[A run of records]
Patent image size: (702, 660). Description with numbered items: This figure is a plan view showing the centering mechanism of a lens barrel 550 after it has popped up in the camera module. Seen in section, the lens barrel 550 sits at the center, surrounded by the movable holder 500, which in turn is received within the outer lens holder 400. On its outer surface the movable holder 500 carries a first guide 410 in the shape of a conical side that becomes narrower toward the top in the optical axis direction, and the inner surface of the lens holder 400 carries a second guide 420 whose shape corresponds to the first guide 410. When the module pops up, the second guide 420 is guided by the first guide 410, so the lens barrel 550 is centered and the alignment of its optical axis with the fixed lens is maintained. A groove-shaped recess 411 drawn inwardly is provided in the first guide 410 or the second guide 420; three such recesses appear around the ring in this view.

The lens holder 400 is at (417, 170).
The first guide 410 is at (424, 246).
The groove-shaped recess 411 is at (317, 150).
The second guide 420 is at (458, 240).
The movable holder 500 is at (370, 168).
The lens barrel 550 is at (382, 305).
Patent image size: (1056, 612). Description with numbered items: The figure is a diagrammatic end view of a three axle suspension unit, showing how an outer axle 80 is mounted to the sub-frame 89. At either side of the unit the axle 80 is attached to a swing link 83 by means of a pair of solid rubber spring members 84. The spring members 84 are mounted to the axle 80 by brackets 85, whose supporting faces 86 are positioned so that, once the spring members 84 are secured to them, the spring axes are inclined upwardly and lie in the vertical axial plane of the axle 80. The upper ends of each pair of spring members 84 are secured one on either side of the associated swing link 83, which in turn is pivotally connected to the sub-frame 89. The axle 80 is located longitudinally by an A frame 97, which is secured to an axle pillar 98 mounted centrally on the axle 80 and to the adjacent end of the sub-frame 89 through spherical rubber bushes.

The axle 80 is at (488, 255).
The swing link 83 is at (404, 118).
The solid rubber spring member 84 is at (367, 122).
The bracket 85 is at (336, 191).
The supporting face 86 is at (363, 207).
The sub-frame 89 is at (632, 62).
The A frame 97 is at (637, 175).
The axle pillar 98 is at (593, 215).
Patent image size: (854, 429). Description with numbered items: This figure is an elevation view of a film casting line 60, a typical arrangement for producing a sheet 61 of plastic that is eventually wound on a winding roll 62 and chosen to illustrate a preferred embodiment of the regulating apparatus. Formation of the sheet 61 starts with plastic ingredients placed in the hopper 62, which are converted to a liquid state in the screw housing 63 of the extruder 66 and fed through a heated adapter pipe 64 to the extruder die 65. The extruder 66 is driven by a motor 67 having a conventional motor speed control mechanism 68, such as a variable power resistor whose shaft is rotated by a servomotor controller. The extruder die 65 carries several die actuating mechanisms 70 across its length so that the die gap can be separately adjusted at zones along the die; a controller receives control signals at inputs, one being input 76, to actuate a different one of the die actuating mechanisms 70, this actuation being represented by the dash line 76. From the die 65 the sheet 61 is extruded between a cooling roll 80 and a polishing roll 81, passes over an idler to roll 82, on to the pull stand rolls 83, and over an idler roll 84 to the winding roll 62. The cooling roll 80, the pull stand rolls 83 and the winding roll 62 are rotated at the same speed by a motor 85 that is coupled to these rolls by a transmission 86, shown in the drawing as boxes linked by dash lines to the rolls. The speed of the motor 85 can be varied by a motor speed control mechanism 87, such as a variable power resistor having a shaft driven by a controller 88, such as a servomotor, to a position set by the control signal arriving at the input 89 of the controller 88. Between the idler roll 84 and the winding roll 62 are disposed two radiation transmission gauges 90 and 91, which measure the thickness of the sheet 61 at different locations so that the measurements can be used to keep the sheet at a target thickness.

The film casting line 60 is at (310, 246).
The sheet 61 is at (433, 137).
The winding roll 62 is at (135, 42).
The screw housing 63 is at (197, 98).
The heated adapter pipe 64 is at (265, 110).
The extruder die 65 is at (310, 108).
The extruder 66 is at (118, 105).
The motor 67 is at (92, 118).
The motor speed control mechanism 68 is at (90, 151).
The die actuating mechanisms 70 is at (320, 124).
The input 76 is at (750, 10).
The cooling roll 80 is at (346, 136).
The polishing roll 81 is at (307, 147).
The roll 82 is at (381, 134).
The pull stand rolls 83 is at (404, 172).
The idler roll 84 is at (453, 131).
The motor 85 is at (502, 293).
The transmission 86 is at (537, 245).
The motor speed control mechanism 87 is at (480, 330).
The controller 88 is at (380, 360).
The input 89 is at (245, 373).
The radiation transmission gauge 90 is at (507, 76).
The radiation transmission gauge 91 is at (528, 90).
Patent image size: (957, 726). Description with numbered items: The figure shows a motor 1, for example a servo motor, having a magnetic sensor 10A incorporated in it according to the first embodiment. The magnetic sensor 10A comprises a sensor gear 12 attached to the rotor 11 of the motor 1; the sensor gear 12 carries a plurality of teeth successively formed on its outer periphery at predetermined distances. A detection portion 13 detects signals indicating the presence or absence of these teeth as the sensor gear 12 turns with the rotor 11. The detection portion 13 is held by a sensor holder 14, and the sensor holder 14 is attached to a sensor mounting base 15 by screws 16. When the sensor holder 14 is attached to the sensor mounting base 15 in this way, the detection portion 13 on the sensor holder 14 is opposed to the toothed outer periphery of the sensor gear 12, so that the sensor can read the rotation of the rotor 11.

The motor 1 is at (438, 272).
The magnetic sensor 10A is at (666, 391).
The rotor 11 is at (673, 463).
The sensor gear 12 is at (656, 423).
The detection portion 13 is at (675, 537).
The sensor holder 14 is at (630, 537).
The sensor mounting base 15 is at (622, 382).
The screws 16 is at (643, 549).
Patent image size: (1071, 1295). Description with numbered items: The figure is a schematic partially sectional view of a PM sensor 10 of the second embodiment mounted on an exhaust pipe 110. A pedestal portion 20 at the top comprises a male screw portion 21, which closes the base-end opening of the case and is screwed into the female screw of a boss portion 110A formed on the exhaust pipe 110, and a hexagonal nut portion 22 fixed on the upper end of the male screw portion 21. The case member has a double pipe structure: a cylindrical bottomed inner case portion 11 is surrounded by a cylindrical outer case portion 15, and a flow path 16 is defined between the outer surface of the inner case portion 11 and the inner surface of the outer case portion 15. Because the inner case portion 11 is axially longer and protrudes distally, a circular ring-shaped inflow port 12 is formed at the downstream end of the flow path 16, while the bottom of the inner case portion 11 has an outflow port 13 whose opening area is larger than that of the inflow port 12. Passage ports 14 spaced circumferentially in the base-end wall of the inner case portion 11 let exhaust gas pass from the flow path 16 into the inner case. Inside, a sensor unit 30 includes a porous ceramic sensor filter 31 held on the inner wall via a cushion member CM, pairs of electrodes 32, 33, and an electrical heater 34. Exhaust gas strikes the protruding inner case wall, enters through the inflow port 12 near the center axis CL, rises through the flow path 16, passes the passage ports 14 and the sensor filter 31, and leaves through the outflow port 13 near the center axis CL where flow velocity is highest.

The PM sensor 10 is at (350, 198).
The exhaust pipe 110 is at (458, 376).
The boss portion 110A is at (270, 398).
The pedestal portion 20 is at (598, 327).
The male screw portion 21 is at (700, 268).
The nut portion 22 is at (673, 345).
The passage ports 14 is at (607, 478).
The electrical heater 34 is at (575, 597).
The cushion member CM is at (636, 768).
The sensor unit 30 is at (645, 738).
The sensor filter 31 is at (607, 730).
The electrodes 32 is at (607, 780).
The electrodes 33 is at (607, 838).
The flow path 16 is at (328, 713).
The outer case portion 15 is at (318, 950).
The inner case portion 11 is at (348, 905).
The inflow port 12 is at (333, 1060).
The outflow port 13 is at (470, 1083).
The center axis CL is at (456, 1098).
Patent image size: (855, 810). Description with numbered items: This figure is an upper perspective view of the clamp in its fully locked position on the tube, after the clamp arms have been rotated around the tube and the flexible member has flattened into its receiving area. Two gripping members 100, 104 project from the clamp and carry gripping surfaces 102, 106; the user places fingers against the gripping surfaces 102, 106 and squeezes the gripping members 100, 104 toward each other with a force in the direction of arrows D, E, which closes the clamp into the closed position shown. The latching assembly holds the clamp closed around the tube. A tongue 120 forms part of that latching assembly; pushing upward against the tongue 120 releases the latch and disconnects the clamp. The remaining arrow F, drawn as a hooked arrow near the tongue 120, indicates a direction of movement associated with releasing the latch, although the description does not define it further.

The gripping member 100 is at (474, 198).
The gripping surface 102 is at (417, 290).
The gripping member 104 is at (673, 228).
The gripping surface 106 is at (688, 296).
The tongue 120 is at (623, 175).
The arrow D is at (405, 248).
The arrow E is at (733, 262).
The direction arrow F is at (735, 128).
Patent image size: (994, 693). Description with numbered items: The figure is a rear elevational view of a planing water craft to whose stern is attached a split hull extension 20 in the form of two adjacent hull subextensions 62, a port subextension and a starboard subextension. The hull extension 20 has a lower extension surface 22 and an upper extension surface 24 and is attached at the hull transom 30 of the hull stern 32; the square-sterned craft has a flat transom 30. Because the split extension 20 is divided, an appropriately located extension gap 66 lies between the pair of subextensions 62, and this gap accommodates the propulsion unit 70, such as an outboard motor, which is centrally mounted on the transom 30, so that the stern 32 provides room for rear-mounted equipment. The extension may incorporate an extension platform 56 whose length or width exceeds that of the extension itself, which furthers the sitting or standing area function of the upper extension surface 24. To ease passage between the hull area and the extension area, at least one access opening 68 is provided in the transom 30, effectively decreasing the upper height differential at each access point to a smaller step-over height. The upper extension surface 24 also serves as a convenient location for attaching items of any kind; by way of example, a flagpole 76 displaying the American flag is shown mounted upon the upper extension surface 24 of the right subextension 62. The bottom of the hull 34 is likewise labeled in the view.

#### To do:
Return the lines of the entries again without any change, starting at the line that contains "Patent image size: (855, 810)." and ending after the line that contains "The tongue 120 is at (623, 175).".

#### Output below:
Patent image size: (855, 810). Description with numbered items: This figure is an upper perspective view of the clamp in its fully locked position on the tube, after the clamp arms have been rotated around the tube and the flexible member has flattened into its receiving area. Two gripping members 100, 104 project from the clamp and carry gripping surfaces 102, 106; the user places fingers against the gripping surfaces 102, 106 and squeezes the gripping members 100, 104 toward each other with a force in the direction of arrows D, E, which closes the clamp into the closed position shown. The latching assembly holds the clamp closed around the tube. A tongue 120 forms part of that latching assembly; pushing upward against the tongue 120 releases the latch and disconnects the clamp. The remaining arrow F, drawn as a hooked arrow near the tongue 120, indicates a direction of movement associated with releasing the latch, although the description does not define it further.

The gripping member 100 is at (474, 198).
The gripping surface 102 is at (417, 290).
The gripping member 104 is at (673, 228).
The gripping surface 106 is at (688, 296).
The tongue 120 is at (623, 175).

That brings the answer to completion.